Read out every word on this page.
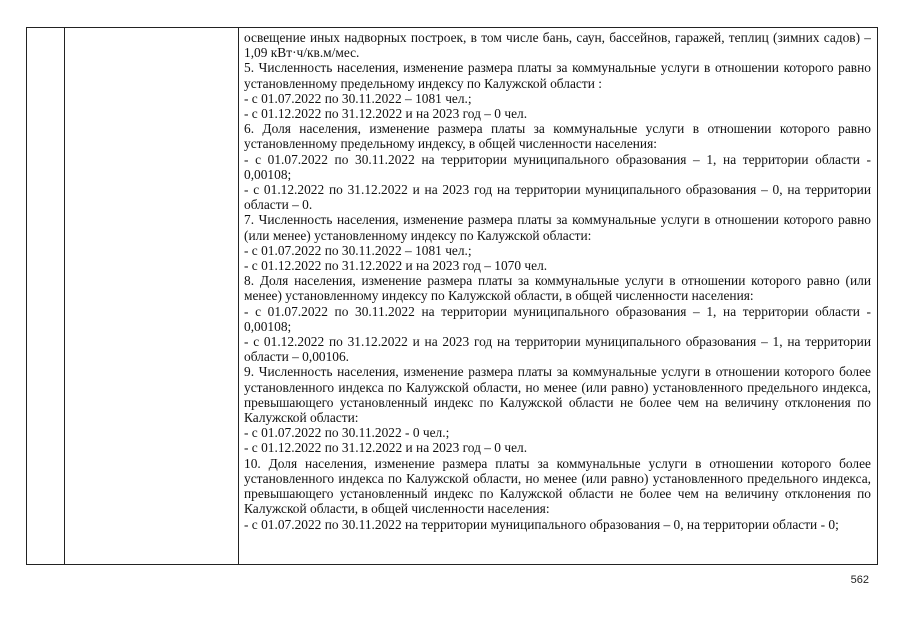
освещение иных надворных построек, в том числе бань, саун, бассейнов, гаражей, теплиц (зимних садов) – 1,09 кВт·ч/кв.м/мес.

5. Численность населения, изменение размера платы за коммунальные услуги в отношении которого равно установленному предельному индексу по Калужской области :

- с 01.07.2022 по 30.11.2022 – 1081 чел.;

- с 01.12.2022 по 31.12.2022 и на 2023 год – 0 чел.

6. Доля населения, изменение размера платы за коммунальные услуги в отношении которого равно установленному предельному индексу, в общей численности населения:

- с 01.07.2022 по 30.11.2022 на территории муниципального образования – 1, на территории области - 0,00108;

- с 01.12.2022 по 31.12.2022 и на 2023 год на территории муниципального образования – 0, на территории области – 0.

7. Численность населения, изменение размера платы за коммунальные услуги в отношении которого равно (или менее) установленному индексу по Калужской области:

- с 01.07.2022 по 30.11.2022 – 1081 чел.;

- с 01.12.2022 по 31.12.2022 и на 2023 год – 1070 чел.

8. Доля населения, изменение размера платы за коммунальные услуги в отношении которого равно (или менее) установленному индексу по Калужской области, в общей численности населения:

- с 01.07.2022 по 30.11.2022 на территории муниципального образования – 1, на территории области - 0,00108;

- с 01.12.2022 по 31.12.2022 и на 2023 год на территории муниципального образования – 1, на территории области – 0,00106.

9. Численность населения, изменение размера платы за коммунальные услуги в отношении которого более установленного индекса по Калужской области, но менее (или равно) установленного предельного индекса, превышающего установленный индекс по Калужской области не более чем на величину отклонения по Калужской области:

- с 01.07.2022 по 30.11.2022 - 0 чел.;

- с 01.12.2022 по 31.12.2022 и на 2023 год – 0 чел.

10. Доля населения, изменение размера платы за коммунальные услуги в отношении которого более установленного индекса по Калужской области, но менее (или равно) установленного предельного индекса, превышающего установленный индекс по Калужской области не более чем на величину отклонения по Калужской области, в общей численности населения:

- с 01.07.2022 по 30.11.2022 на территории муниципального образования – 0, на территории области - 0;

562
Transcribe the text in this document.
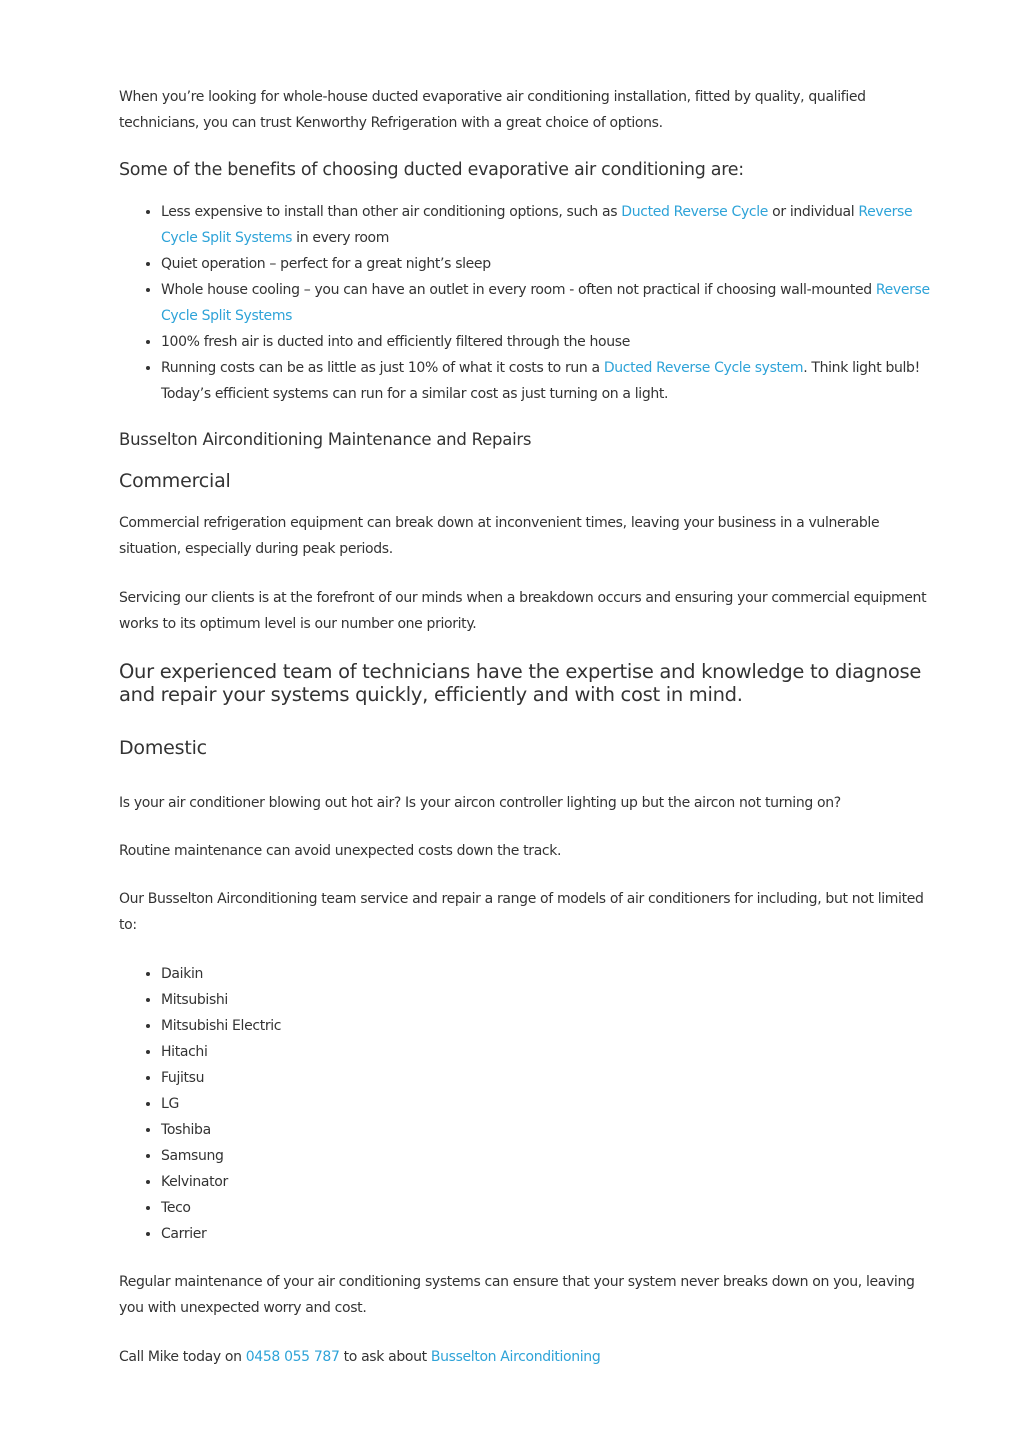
When you’re looking for whole-house ducted evaporative air conditioning installation, fitted by quality, qualified technicians, you can trust Kenworthy Refrigeration with a great choice of options.

Some of the benefits of choosing ducted evaporative air conditioning are:
• Less expensive to install than other air conditioning options, such as Ducted Reverse Cycle or individual Reverse Cycle Split Systems in every room
• Quiet operation – perfect for a great night’s sleep
• Whole house cooling – you can have an outlet in every room - often not practical if choosing wall-mounted Reverse Cycle Split Systems
• 100% fresh air is ducted into and efficiently filtered through the house
• Running costs can be as little as just 10% of what it costs to run a Ducted Reverse Cycle system. Think light bulb! Today’s efficient systems can run for a similar cost as just turning on a light.
Busselton Airconditioning Maintenance and Repairs
Commercial

Commercial refrigeration equipment can break down at inconvenient times, leaving your business in a vulnerable situation, especially during peak periods.

Servicing our clients is at the forefront of our minds when a breakdown occurs and ensuring your commercial equipment works to its optimum level is our number one priority.

Our experienced team of technicians have the expertise and knowledge to diagnose and repair your systems quickly, efficiently and with cost in mind.
Domestic

Is your air conditioner blowing out hot air? Is your aircon controller lighting up but the aircon not turning on?

Routine maintenance can avoid unexpected costs down the track.

Our Busselton Airconditioning team service and repair a range of models of air conditioners for including, but not limited to:

• Daikin
• Mitsubishi
• Mitsubishi Electric
• Hitachi
• Fujitsu
• LG
• Toshiba
• Samsung
• Kelvinator
• Teco
• Carrier

Regular maintenance of your air conditioning systems can ensure that your system never breaks down on you, leaving you with unexpected worry and cost.

Call Mike today on 0458 055 787 to ask about Busselton Airconditioning
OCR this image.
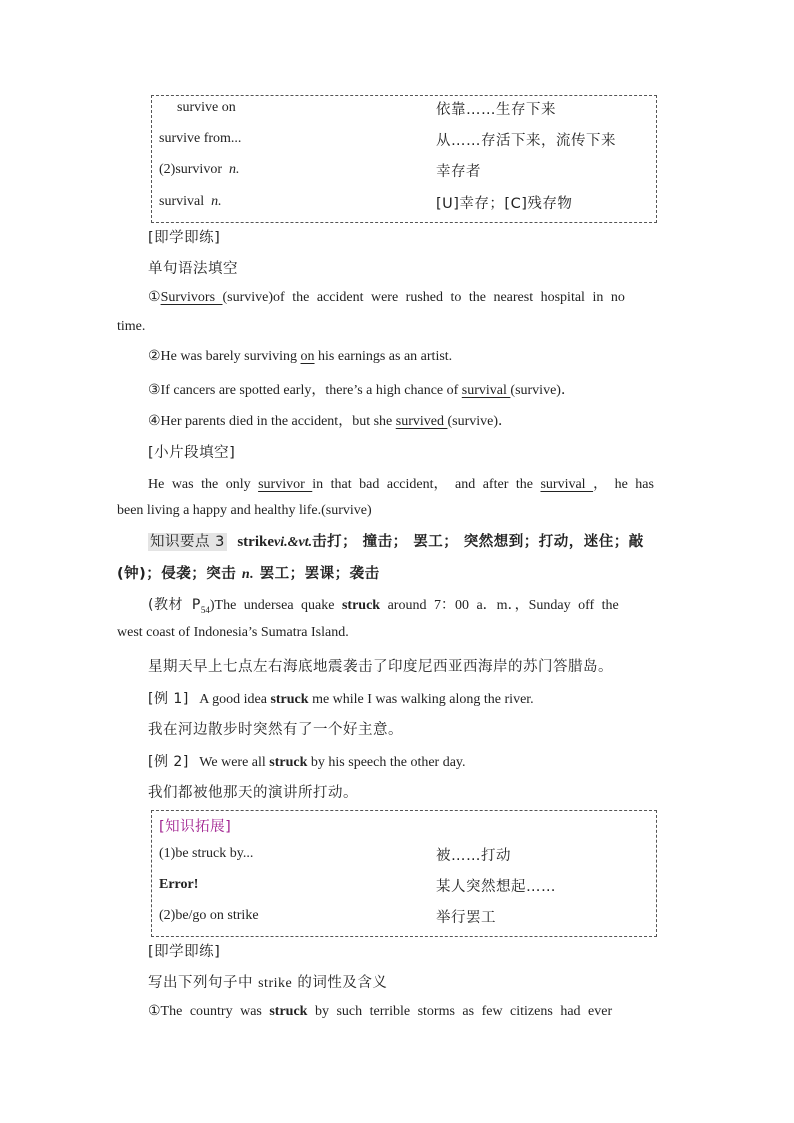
survive on	依靠……生存下来
survive from...	从……存活下来，流传下来
(2)survivor n.	幸存者
survival n.	[U]幸存；[C]残存物
[即学即练]
单句语法填空
①Survivors (survive)of the accident were rushed to the nearest hospital in no
time.
②He was barely surviving on his earnings as an artist.
③If cancers are spotted early，there’s a high chance of survival (survive)．
④Her parents died in the accident，but she survived (survive)．
[小片段填空]
He was the only survivor in that bad accident， and after the survival ， he has
been living a happy and healthy life.(survive)
知识要点 3 strikevi.&vt.击打； 撞击； 罢工； 突然想到；打动，迷住；敲
(钟)；侵袭；突击 n. 罢工；罢课；袭击
(教材 $P_{54})The$ undersea quake struck around 7：00 a．m．，Sunday off the
west coast of Indonesia’s Sumatra Island.
星期天早上七点左右海底地震袭击了印度尼西亚西海岸的苏门答腊岛。
[例 1] A good idea struck me while I was walking along the river.
我在河边散步时突然有了一个好主意。
[例 2] We were all struck by his speech the other day.
我们都被他那天的演讲所打动。
[知识拓展]
(1)be struck by...	被……打动
Error!	某人突然想起……
(2)be/go on strike	举行罢工
[即学即练]
写出下列句子中 strike 的词性及含义
①The country was struck by such terrible storms as few citizens had ever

# # # # # # #

- **The problem**
Take the records above and transcribe them exactly, dropping every picture.

- **The answer**
Read out every word on this page.
освещение иных надворных построек, в том числе бань, саун, бассейнов, гаражей, теплиц (зимних садов) – 1,09 кВт·ч/кв.м/мес.

5. Численность населения, изменение размера платы за коммунальные услуги в отношении которого равно установленному предельному индексу по Калужской области :

- с 01.07.2022 по 30.11.2022 – 1081 чел.;

- с 01.12.2022 по 31.12.2022 и на 2023 год – 0 чел.

6. Доля населения, изменение размера платы за коммунальные услуги в отношении которого равно установленному предельному индексу, в общей численности населения:

- с 01.07.2022 по 30.11.2022 на территории муниципального образования – 1, на территории области - 0,00108;

- с 01.12.2022 по 31.12.2022 и на 2023 год на территории муниципального образования – 0, на территории области – 0.

7. Численность населения, изменение размера платы за коммунальные услуги в отношении которого равно (или менее) установленному индексу по Калужской области:

- с 01.07.2022 по 30.11.2022 – 1081 чел.;

- с 01.12.2022 по 31.12.2022 и на 2023 год – 1070 чел.

8. Доля населения, изменение размера платы за коммунальные услуги в отношении которого равно (или менее) установленному индексу по Калужской области, в общей численности населения:

- с 01.07.2022 по 30.11.2022 на территории муниципального образования – 1, на территории области - 0,00108;

- с 01.12.2022 по 31.12.2022 и на 2023 год на территории муниципального образования – 1, на территории области – 0,00106.

9. Численность населения, изменение размера платы за коммунальные услуги в отношении которого более установленного индекса по Калужской области, но менее (или равно) установленного предельного индекса, превышающего установленный индекс по Калужской области не более чем на величину отклонения по Калужской области:

- с 01.07.2022 по 30.11.2022 - 0 чел.;

- с 01.12.2022 по 31.12.2022 и на 2023 год – 0 чел.

10. Доля населения, изменение размера платы за коммунальные услуги в отношении которого более установленного индекса по Калужской области, но менее (или равно) установленного предельного индекса, превышающего установленный индекс по Калужской области не более чем на величину отклонения по Калужской области, в общей численности населения:

- с 01.07.2022 по 30.11.2022 на территории муниципального образования – 0, на территории области - 0;

562
Transcribe the text in this document.
When you’re looking for whole-house ducted evaporative air conditioning installation, fitted by quality, qualified technicians, you can trust Kenworthy Refrigeration with a great choice of options.

Some of the benefits of choosing ducted evaporative air conditioning are:
• Less expensive to install than other air conditioning options, such as Ducted Reverse Cycle or individual Reverse Cycle Split Systems in every room
• Quiet operation – perfect for a great night’s sleep
• Whole house cooling – you can have an outlet in every room - often not practical if choosing wall-mounted Reverse Cycle Split Systems
• 100% fresh air is ducted into and efficiently filtered through the house
• Running costs can be as little as just 10% of what it costs to run a Ducted Reverse Cycle system. Think light bulb! Today’s efficient systems can run for a similar cost as just turning on a light.
Busselton Airconditioning Maintenance and Repairs
Commercial

Commercial refrigeration equipment can break down at inconvenient times, leaving your business in a vulnerable situation, especially during peak periods.

Servicing our clients is at the forefront of our minds when a breakdown occurs and ensuring your commercial equipment works to its optimum level is our number one priority.

Our experienced team of technicians have the expertise and knowledge to diagnose and repair your systems quickly, efficiently and with cost in mind.
Domestic

Is your air conditioner blowing out hot air? Is your aircon controller lighting up but the aircon not turning on?

Routine maintenance can avoid unexpected costs down the track.

Our Busselton Airconditioning team service and repair a range of models of air conditioners for including, but not limited to:

• Daikin
• Mitsubishi
• Mitsubishi Electric
• Hitachi
• Fujitsu
• LG
• Toshiba
• Samsung
• Kelvinator
• Teco
• Carrier

Regular maintenance of your air conditioning systems can ensure that your system never breaks down on you, leaving you with unexpected worry and cost.

Call Mike today on 0458 055 787 to ask about Busselton Airconditioning
OCR this image.
survive on	依靠……生存下来
survive from...	从……存活下来，流传下来
(2)survivor n.	幸存者
survival n.	[U]幸存；[C]残存物
[即学即练]
单句语法填空
①Survivors (survive)of the accident were rushed to the nearest hospital in no
time.
②He was barely surviving on his earnings as an artist.
③If cancers are spotted early，there’s a high chance of survival (survive)．
④Her parents died in the accident，but she survived (survive)．
[小片段填空]
He was the only survivor in that bad accident， and after the survival ， he has
been living a happy and healthy life.(survive)
知识要点 3 strikevi.&vt.击打； 撞击； 罢工； 突然想到；打动，迷住；敲
(钟)；侵袭；突击 n. 罢工；罢课；袭击
(教材 $P_{54})The$ undersea quake struck around 7：00 a．m．，Sunday off the
west coast of Indonesia’s Sumatra Island.
星期天早上七点左右海底地震袭击了印度尼西亚西海岸的苏门答腊岛。
[例 1] A good idea struck me while I was walking along the river.
我在河边散步时突然有了一个好主意。
[例 2] We were all struck by his speech the other day.
我们都被他那天的演讲所打动。
[知识拓展]
(1)be struck by...	被……打动
Error!	某人突然想起……
(2)be/go on strike	举行罢工
[即学即练]
写出下列句子中 strike 的词性及含义
①The country was struck by such terrible storms as few citizens had ever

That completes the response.